## Start

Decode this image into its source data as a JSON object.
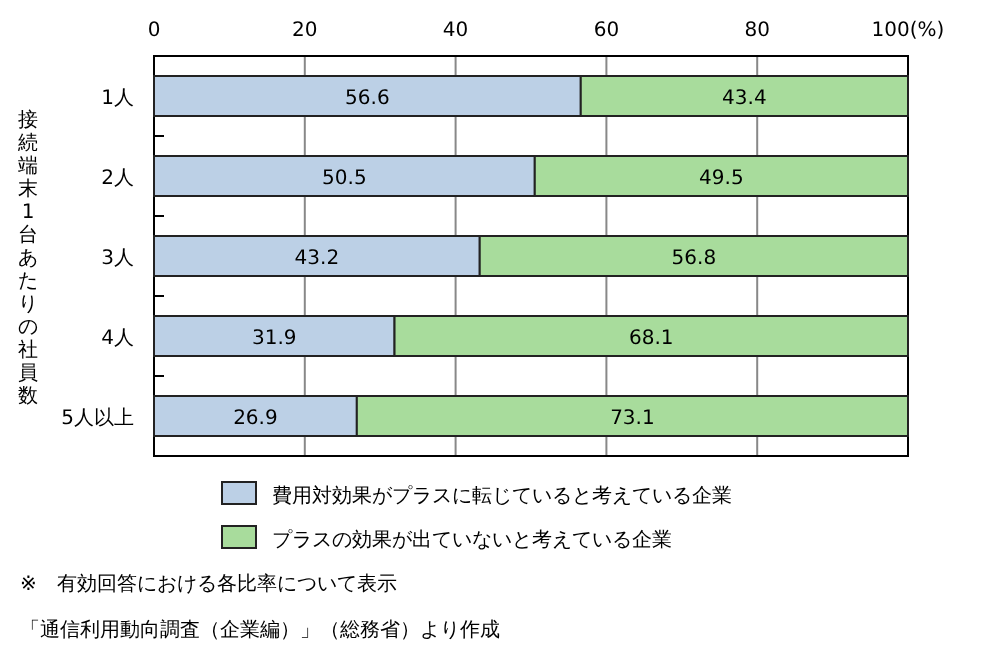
{
  "chart_data": {
    "type": "bar",
    "orientation": "horizontal",
    "stacked": true,
    "ylabel": "接続端末1台あたりの社員数",
    "categories": [
      "1人",
      "2人",
      "3人",
      "4人",
      "5人以上"
    ],
    "series": [
      {
        "name": "費用対効果がプラスに転じていると考えている企業",
        "color": "#bcd0e6",
        "values": [
          56.6,
          50.5,
          43.2,
          31.9,
          26.9
        ]
      },
      {
        "name": "プラスの効果が出ていないと考えている企業",
        "color": "#a8dc9c",
        "values": [
          43.4,
          49.5,
          56.8,
          68.1,
          73.1
        ]
      }
    ],
    "xlim": [
      0,
      100
    ],
    "xticks": [
      0,
      20,
      40,
      60,
      80,
      {
        "value": 100,
        "label": "100(%)"
      }
    ],
    "grid": "x",
    "data_labels": true,
    "legend": "bottom",
    "annotations": [
      "※　有効回答における各比率について表示",
      "「通信利用動向調査（企業編）」（総務省）より作成"
    ]
  }
}
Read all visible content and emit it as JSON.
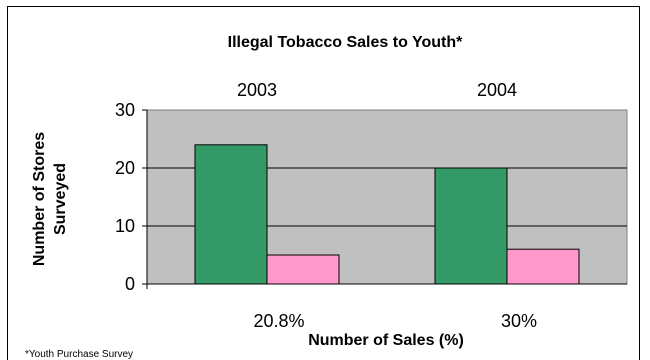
{
  "chart_data": {
    "type": "bar",
    "title": "Illegal Tobacco Sales to Youth*",
    "xlabel": "Number of Sales (%)",
    "ylabel": [
      "Number of Stores",
      "Surveyed"
    ],
    "footnote": "*Youth Purchase Survey",
    "ylim": [
      0,
      30
    ],
    "yticks": [
      0,
      10,
      20,
      30
    ],
    "grid": true,
    "legend": "none",
    "groups": [
      {
        "top_label": "2003",
        "bottom_label": "20.8%",
        "values": [
          24,
          5
        ]
      },
      {
        "top_label": "2004",
        "bottom_label": "30%",
        "values": [
          20,
          6
        ]
      }
    ],
    "series_colors": [
      "#339966",
      "#ff99cc"
    ],
    "plot_background": "#c0c0c0"
  }
}
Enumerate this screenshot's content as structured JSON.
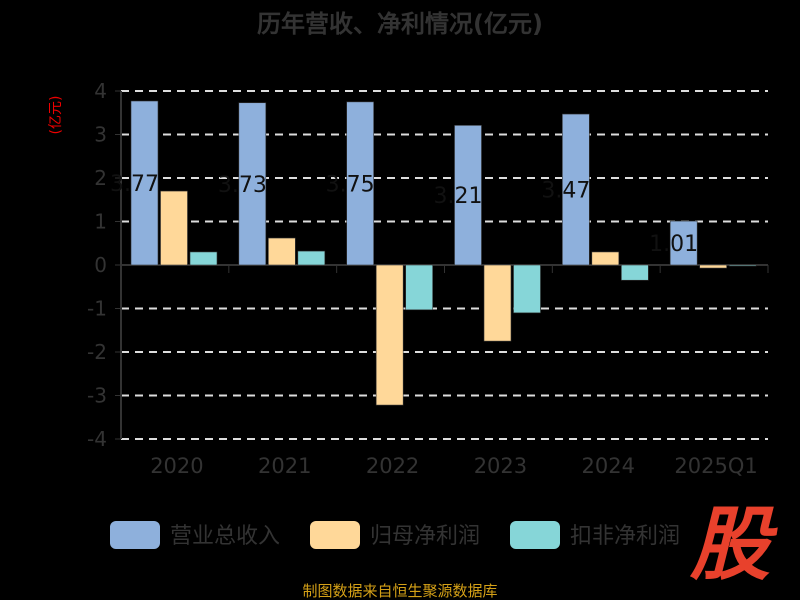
{
  "chart_data": {
    "type": "bar",
    "title": "历年营收、净利情况(亿元)",
    "ylabel": "(亿元)",
    "xlabel": "",
    "categories": [
      "2020",
      "2021",
      "2022",
      "2023",
      "2024",
      "2025Q1"
    ],
    "ylim": [
      -4,
      4
    ],
    "yticks": [
      4,
      3,
      2,
      1,
      0,
      -1,
      -2,
      -3,
      -4
    ],
    "grid": true,
    "legend_position": "bottom",
    "series": [
      {
        "name": "营业总收入",
        "color": "#8eb0dc",
        "values": [
          3.77,
          3.73,
          3.75,
          3.21,
          3.47,
          1.01
        ],
        "labels": [
          "3.77",
          "3.73",
          "3.75",
          "3.21",
          "3.47",
          "1.01"
        ]
      },
      {
        "name": "归母净利润",
        "color": "#ffd899",
        "values": [
          1.7,
          0.62,
          -3.22,
          -1.75,
          0.3,
          -0.07
        ]
      },
      {
        "name": "扣非净利润",
        "color": "#86d6d8",
        "values": [
          0.3,
          0.32,
          -1.03,
          -1.1,
          -0.35,
          -0.01
        ]
      }
    ]
  },
  "source": "制图数据来自恒生聚源数据库",
  "logo_text": "股"
}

## End

— Task details —
State the number of lines above that hold the string "title", with nothing added.

— Exercise result —
2